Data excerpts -

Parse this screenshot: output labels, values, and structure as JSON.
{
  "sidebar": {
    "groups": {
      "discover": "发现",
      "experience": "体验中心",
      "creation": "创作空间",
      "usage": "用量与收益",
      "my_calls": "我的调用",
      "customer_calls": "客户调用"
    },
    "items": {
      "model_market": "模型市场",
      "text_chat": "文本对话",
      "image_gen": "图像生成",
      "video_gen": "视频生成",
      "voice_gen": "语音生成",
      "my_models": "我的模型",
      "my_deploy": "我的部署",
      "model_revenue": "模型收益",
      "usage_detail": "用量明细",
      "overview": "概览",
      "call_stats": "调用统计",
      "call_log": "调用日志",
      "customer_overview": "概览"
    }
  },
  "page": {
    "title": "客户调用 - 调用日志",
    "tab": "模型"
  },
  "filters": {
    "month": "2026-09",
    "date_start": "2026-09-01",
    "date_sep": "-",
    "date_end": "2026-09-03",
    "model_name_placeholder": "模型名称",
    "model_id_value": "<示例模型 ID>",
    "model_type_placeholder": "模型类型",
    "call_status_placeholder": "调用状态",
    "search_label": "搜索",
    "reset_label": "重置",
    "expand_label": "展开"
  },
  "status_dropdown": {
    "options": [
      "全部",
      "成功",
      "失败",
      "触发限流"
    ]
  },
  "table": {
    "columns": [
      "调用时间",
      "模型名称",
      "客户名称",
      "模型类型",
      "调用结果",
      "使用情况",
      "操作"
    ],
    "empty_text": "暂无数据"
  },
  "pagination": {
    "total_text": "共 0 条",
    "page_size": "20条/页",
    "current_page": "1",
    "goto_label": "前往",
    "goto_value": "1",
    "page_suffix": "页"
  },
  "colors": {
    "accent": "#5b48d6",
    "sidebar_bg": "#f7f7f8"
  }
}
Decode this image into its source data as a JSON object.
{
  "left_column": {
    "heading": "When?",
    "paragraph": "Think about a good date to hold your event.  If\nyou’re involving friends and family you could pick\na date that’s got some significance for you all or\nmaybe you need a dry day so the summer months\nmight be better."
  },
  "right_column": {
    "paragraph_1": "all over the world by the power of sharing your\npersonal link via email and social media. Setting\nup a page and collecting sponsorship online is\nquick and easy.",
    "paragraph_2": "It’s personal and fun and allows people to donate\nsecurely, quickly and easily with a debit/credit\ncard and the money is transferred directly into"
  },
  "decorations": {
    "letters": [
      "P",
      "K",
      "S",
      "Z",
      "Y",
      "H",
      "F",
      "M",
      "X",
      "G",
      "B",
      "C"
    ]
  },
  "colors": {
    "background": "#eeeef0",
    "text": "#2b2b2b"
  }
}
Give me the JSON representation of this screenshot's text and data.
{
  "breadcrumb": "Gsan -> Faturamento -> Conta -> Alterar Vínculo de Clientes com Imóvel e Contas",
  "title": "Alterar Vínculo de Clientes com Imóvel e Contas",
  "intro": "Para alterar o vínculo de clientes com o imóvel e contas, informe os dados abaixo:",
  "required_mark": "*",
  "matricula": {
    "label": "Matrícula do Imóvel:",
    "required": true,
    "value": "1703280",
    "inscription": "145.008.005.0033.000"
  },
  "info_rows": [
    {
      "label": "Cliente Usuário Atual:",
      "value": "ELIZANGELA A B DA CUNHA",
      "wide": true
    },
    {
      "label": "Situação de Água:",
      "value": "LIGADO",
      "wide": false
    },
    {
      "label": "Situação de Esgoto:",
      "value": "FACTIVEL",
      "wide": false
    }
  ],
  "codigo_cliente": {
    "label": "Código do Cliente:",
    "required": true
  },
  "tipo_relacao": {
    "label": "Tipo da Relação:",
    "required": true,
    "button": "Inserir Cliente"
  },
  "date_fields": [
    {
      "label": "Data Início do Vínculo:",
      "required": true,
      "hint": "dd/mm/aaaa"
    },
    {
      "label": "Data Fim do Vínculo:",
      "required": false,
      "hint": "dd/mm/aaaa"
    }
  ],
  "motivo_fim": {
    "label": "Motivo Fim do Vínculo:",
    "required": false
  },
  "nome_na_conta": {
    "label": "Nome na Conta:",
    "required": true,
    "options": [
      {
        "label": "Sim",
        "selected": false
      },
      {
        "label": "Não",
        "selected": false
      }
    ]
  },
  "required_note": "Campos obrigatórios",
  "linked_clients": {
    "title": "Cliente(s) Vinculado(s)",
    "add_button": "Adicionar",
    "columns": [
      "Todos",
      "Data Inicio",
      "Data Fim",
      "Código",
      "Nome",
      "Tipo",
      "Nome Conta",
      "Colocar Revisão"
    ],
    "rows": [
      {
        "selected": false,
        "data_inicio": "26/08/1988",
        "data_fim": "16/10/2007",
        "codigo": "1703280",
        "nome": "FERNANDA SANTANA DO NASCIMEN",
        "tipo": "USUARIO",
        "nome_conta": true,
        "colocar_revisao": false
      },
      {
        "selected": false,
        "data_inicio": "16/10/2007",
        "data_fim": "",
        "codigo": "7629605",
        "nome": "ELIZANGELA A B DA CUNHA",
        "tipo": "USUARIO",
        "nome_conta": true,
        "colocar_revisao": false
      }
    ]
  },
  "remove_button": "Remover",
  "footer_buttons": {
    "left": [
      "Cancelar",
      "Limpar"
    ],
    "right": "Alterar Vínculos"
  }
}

Instructions to follow -
Quote the material exactly, leaving nothing out.

Written answer -
Parse this screenshot: output labels, values, and structure as JSON.
{
  "sidebar": {
    "groups": {
      "discover": "发现",
      "experience": "体验中心",
      "creation": "创作空间",
      "usage": "用量与收益",
      "my_calls": "我的调用",
      "customer_calls": "客户调用"
    },
    "items": {
      "model_market": "模型市场",
      "text_chat": "文本对话",
      "image_gen": "图像生成",
      "video_gen": "视频生成",
      "voice_gen": "语音生成",
      "my_models": "我的模型",
      "my_deploy": "我的部署",
      "model_revenue": "模型收益",
      "usage_detail": "用量明细",
      "overview": "概览",
      "call_stats": "调用统计",
      "call_log": "调用日志",
      "customer_overview": "概览"
    }
  },
  "page": {
    "title": "客户调用 - 调用日志",
    "tab": "模型"
  },
  "filters": {
    "month": "2026-09",
    "date_start": "2026-09-01",
    "date_sep": "-",
    "date_end": "2026-09-03",
    "model_name_placeholder": "模型名称",
    "model_id_value": "<示例模型 ID>",
    "model_type_placeholder": "模型类型",
    "call_status_placeholder": "调用状态",
    "search_label": "搜索",
    "reset_label": "重置",
    "expand_label": "展开"
  },
  "status_dropdown": {
    "options": [
      "全部",
      "成功",
      "失败",
      "触发限流"
    ]
  },
  "table": {
    "columns": [
      "调用时间",
      "模型名称",
      "客户名称",
      "模型类型",
      "调用结果",
      "使用情况",
      "操作"
    ],
    "empty_text": "暂无数据"
  },
  "pagination": {
    "total_text": "共 0 条",
    "page_size": "20条/页",
    "current_page": "1",
    "goto_label": "前往",
    "goto_value": "1",
    "page_suffix": "页"
  },
  "colors": {
    "accent": "#5b48d6",
    "sidebar_bg": "#f7f7f8"
  }
}
Decode this image into its source data as a JSON object.
{
  "left_column": {
    "heading": "When?",
    "paragraph": "Think about a good date to hold your event.  If\nyou’re involving friends and family you could pick\na date that’s got some significance for you all or\nmaybe you need a dry day so the summer months\nmight be better."
  },
  "right_column": {
    "paragraph_1": "all over the world by the power of sharing your\npersonal link via email and social media. Setting\nup a page and collecting sponsorship online is\nquick and easy.",
    "paragraph_2": "It’s personal and fun and allows people to donate\nsecurely, quickly and easily with a debit/credit\ncard and the money is transferred directly into"
  },
  "decorations": {
    "letters": [
      "P",
      "K",
      "S",
      "Z",
      "Y",
      "H",
      "F",
      "M",
      "X",
      "G",
      "B",
      "C"
    ]
  },
  "colors": {
    "background": "#eeeef0",
    "text": "#2b2b2b"
  }
}
Give me the JSON representation of this screenshot's text and data.
{
  "breadcrumb": "Gsan -> Faturamento -> Conta -> Alterar Vínculo de Clientes com Imóvel e Contas",
  "title": "Alterar Vínculo de Clientes com Imóvel e Contas",
  "intro": "Para alterar o vínculo de clientes com o imóvel e contas, informe os dados abaixo:",
  "required_mark": "*",
  "matricula": {
    "label": "Matrícula do Imóvel:",
    "required": true,
    "value": "1703280",
    "inscription": "145.008.005.0033.000"
  },
  "info_rows": [
    {
      "label": "Cliente Usuário Atual:",
      "value": "ELIZANGELA A B DA CUNHA",
      "wide": true
    },
    {
      "label": "Situação de Água:",
      "value": "LIGADO",
      "wide": false
    },
    {
      "label": "Situação de Esgoto:",
      "value": "FACTIVEL",
      "wide": false
    }
  ],
  "codigo_cliente": {
    "label": "Código do Cliente:",
    "required": true
  },
  "tipo_relacao": {
    "label": "Tipo da Relação:",
    "required": true,
    "button": "Inserir Cliente"
  },
  "date_fields": [
    {
      "label": "Data Início do Vínculo:",
      "required": true,
      "hint": "dd/mm/aaaa"
    },
    {
      "label": "Data Fim do Vínculo:",
      "required": false,
      "hint": "dd/mm/aaaa"
    }
  ],
  "motivo_fim": {
    "label": "Motivo Fim do Vínculo:",
    "required": false
  },
  "nome_na_conta": {
    "label": "Nome na Conta:",
    "required": true,
    "options": [
      {
        "label": "Sim",
        "selected": false
      },
      {
        "label": "Não",
        "selected": false
      }
    ]
  },
  "required_note": "Campos obrigatórios",
  "linked_clients": {
    "title": "Cliente(s) Vinculado(s)",
    "add_button": "Adicionar",
    "columns": [
      "Todos",
      "Data Inicio",
      "Data Fim",
      "Código",
      "Nome",
      "Tipo",
      "Nome Conta",
      "Colocar Revisão"
    ],
    "rows": [
      {
        "selected": false,
        "data_inicio": "26/08/1988",
        "data_fim": "16/10/2007",
        "codigo": "1703280",
        "nome": "FERNANDA SANTANA DO NASCIMEN",
        "tipo": "USUARIO",
        "nome_conta": true,
        "colocar_revisao": false
      },
      {
        "selected": false,
        "data_inicio": "16/10/2007",
        "data_fim": "",
        "codigo": "7629605",
        "nome": "ELIZANGELA A B DA CUNHA",
        "tipo": "USUARIO",
        "nome_conta": true,
        "colocar_revisao": false
      }
    ]
  },
  "remove_button": "Remover",
  "footer_buttons": {
    "left": [
      "Cancelar",
      "Limpar"
    ],
    "right": "Alterar Vínculos"
  }
}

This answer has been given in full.